Exercise task: Every record below is to be retyped exactly.

Dataset items
"""

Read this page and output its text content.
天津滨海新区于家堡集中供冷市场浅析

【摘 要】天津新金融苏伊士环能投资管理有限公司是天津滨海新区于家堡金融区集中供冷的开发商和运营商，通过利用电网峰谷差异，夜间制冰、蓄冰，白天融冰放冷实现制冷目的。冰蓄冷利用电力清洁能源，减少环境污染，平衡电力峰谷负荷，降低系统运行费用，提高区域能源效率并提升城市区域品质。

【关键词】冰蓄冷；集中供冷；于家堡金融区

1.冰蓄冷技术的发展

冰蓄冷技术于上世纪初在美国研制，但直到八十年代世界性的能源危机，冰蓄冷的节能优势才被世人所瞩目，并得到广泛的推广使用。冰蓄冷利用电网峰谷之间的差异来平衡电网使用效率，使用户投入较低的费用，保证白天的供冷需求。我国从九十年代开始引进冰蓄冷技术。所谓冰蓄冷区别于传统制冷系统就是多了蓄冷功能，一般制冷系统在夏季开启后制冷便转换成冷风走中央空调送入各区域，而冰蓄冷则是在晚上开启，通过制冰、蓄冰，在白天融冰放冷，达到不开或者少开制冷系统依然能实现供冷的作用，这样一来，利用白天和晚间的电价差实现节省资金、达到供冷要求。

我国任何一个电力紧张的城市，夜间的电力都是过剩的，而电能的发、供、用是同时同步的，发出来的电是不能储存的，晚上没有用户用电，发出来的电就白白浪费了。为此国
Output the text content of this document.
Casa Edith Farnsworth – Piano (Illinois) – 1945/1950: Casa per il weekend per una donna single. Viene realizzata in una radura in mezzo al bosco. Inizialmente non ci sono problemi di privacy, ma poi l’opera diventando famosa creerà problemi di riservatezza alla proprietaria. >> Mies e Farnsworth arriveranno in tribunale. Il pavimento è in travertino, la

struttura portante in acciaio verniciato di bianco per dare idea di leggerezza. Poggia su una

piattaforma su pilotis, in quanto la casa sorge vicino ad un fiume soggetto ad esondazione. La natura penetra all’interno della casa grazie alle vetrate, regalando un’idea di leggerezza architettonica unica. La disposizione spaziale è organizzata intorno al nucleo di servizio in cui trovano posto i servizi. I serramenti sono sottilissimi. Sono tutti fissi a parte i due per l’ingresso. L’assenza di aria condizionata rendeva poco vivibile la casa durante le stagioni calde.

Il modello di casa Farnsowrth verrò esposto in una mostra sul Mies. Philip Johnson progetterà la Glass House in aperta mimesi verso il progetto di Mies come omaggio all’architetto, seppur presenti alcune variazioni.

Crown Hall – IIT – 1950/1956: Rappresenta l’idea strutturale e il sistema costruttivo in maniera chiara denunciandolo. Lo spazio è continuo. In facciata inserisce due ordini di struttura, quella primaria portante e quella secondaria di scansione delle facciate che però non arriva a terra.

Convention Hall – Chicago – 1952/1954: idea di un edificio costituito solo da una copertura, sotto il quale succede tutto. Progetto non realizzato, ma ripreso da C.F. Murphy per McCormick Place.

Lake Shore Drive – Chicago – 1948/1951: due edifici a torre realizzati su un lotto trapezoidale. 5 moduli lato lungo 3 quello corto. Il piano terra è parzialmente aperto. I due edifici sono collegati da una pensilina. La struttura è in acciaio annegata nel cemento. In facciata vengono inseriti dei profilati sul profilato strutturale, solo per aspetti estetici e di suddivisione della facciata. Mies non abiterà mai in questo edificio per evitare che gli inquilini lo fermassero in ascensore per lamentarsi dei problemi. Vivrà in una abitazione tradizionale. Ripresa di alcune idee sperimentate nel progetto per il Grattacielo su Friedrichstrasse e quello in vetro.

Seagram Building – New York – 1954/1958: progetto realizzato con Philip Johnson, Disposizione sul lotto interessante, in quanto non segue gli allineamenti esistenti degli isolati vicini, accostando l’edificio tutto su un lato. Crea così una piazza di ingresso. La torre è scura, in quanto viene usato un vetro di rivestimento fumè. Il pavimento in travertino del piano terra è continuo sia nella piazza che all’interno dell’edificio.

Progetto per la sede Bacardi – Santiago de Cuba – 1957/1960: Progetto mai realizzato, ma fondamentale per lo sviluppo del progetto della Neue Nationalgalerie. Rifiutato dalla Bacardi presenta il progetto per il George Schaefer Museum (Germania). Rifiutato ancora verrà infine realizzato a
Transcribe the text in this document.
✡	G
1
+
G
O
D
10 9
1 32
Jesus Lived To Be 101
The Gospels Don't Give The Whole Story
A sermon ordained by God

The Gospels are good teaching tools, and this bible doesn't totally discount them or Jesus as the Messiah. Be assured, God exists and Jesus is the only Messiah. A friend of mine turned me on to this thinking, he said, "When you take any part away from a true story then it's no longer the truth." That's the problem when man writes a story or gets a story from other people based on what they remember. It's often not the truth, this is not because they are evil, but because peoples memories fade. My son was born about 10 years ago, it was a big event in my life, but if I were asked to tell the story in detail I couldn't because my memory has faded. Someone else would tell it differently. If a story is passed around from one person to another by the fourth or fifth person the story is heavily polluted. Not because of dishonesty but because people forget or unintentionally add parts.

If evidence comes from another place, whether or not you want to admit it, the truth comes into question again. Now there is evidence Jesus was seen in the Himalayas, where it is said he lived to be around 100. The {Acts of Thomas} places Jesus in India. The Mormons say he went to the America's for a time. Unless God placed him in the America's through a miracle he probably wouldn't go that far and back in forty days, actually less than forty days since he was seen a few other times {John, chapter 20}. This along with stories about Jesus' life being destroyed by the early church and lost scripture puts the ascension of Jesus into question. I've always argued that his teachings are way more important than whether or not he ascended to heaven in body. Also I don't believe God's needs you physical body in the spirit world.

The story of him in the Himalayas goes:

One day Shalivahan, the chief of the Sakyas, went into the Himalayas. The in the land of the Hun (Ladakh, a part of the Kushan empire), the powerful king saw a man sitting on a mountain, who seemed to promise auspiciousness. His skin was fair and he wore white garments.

"""

Solution to this problem:
Read this page and output its text content.
天津滨海新区于家堡集中供冷市场浅析

【摘 要】天津新金融苏伊士环能投资管理有限公司是天津滨海新区于家堡金融区集中供冷的开发商和运营商，通过利用电网峰谷差异，夜间制冰、蓄冰，白天融冰放冷实现制冷目的。冰蓄冷利用电力清洁能源，减少环境污染，平衡电力峰谷负荷，降低系统运行费用，提高区域能源效率并提升城市区域品质。

【关键词】冰蓄冷；集中供冷；于家堡金融区

1.冰蓄冷技术的发展

冰蓄冷技术于上世纪初在美国研制，但直到八十年代世界性的能源危机，冰蓄冷的节能优势才被世人所瞩目，并得到广泛的推广使用。冰蓄冷利用电网峰谷之间的差异来平衡电网使用效率，使用户投入较低的费用，保证白天的供冷需求。我国从九十年代开始引进冰蓄冷技术。所谓冰蓄冷区别于传统制冷系统就是多了蓄冷功能，一般制冷系统在夏季开启后制冷便转换成冷风走中央空调送入各区域，而冰蓄冷则是在晚上开启，通过制冰、蓄冰，在白天融冰放冷，达到不开或者少开制冷系统依然能实现供冷的作用，这样一来，利用白天和晚间的电价差实现节省资金、达到供冷要求。

我国任何一个电力紧张的城市，夜间的电力都是过剩的，而电能的发、供、用是同时同步的，发出来的电是不能储存的，晚上没有用户用电，发出来的电就白白浪费了。为此国
Output the text content of this document.
Casa Edith Farnsworth – Piano (Illinois) – 1945/1950: Casa per il weekend per una donna single. Viene realizzata in una radura in mezzo al bosco. Inizialmente non ci sono problemi di privacy, ma poi l’opera diventando famosa creerà problemi di riservatezza alla proprietaria. >> Mies e Farnsworth arriveranno in tribunale. Il pavimento è in travertino, la

struttura portante in acciaio verniciato di bianco per dare idea di leggerezza. Poggia su una

piattaforma su pilotis, in quanto la casa sorge vicino ad un fiume soggetto ad esondazione. La natura penetra all’interno della casa grazie alle vetrate, regalando un’idea di leggerezza architettonica unica. La disposizione spaziale è organizzata intorno al nucleo di servizio in cui trovano posto i servizi. I serramenti sono sottilissimi. Sono tutti fissi a parte i due per l’ingresso. L’assenza di aria condizionata rendeva poco vivibile la casa durante le stagioni calde.

Il modello di casa Farnsowrth verrò esposto in una mostra sul Mies. Philip Johnson progetterà la Glass House in aperta mimesi verso il progetto di Mies come omaggio all’architetto, seppur presenti alcune variazioni.

Crown Hall – IIT – 1950/1956: Rappresenta l’idea strutturale e il sistema costruttivo in maniera chiara denunciandolo. Lo spazio è continuo. In facciata inserisce due ordini di struttura, quella primaria portante e quella secondaria di scansione delle facciate che però non arriva a terra.

Convention Hall – Chicago – 1952/1954: idea di un edificio costituito solo da una copertura, sotto il quale succede tutto. Progetto non realizzato, ma ripreso da C.F. Murphy per McCormick Place.

Lake Shore Drive – Chicago – 1948/1951: due edifici a torre realizzati su un lotto trapezoidale. 5 moduli lato lungo 3 quello corto. Il piano terra è parzialmente aperto. I due edifici sono collegati da una pensilina. La struttura è in acciaio annegata nel cemento. In facciata vengono inseriti dei profilati sul profilato strutturale, solo per aspetti estetici e di suddivisione della facciata. Mies non abiterà mai in questo edificio per evitare che gli inquilini lo fermassero in ascensore per lamentarsi dei problemi. Vivrà in una abitazione tradizionale. Ripresa di alcune idee sperimentate nel progetto per il Grattacielo su Friedrichstrasse e quello in vetro.

Seagram Building – New York – 1954/1958: progetto realizzato con Philip Johnson, Disposizione sul lotto interessante, in quanto non segue gli allineamenti esistenti degli isolati vicini, accostando l’edificio tutto su un lato. Crea così una piazza di ingresso. La torre è scura, in quanto viene usato un vetro di rivestimento fumè. Il pavimento in travertino del piano terra è continuo sia nella piazza che all’interno dell’edificio.

Progetto per la sede Bacardi – Santiago de Cuba – 1957/1960: Progetto mai realizzato, ma fondamentale per lo sviluppo del progetto della Neue Nationalgalerie. Rifiutato dalla Bacardi presenta il progetto per il George Schaefer Museum (Germania). Rifiutato ancora verrà infine realizzato a
Transcribe the text in this document.
✡	G
1
+
G
O
D
10 9
1 32
Jesus Lived To Be 101
The Gospels Don't Give The Whole Story
A sermon ordained by God

The Gospels are good teaching tools, and this bible doesn't totally discount them or Jesus as the Messiah. Be assured, God exists and Jesus is the only Messiah. A friend of mine turned me on to this thinking, he said, "When you take any part away from a true story then it's no longer the truth." That's the problem when man writes a story or gets a story from other people based on what they remember. It's often not the truth, this is not because they are evil, but because peoples memories fade. My son was born about 10 years ago, it was a big event in my life, but if I were asked to tell the story in detail I couldn't because my memory has faded. Someone else would tell it differently. If a story is passed around from one person to another by the fourth or fifth person the story is heavily polluted. Not because of dishonesty but because people forget or unintentionally add parts.

If evidence comes from another place, whether or not you want to admit it, the truth comes into question again. Now there is evidence Jesus was seen in the Himalayas, where it is said he lived to be around 100. The {Acts of Thomas} places Jesus in India. The Mormons say he went to the America's for a time. Unless God placed him in the America's through a miracle he probably wouldn't go that far and back in forty days, actually less than forty days since he was seen a few other times {John, chapter 20}. This along with stories about Jesus' life being destroyed by the early church and lost scripture puts the ascension of Jesus into question. I've always argued that his teachings are way more important than whether or not he ascended to heaven in body. Also I don't believe God's needs you physical body in the spirit world.

The story of him in the Himalayas goes:

One day Shalivahan, the chief of the Sakyas, went into the Himalayas. The in the land of the Hun (Ladakh, a part of the Kushan empire), the powerful king saw a man sitting on a mountain, who seemed to promise auspiciousness. His skin was fair and he wore white garments.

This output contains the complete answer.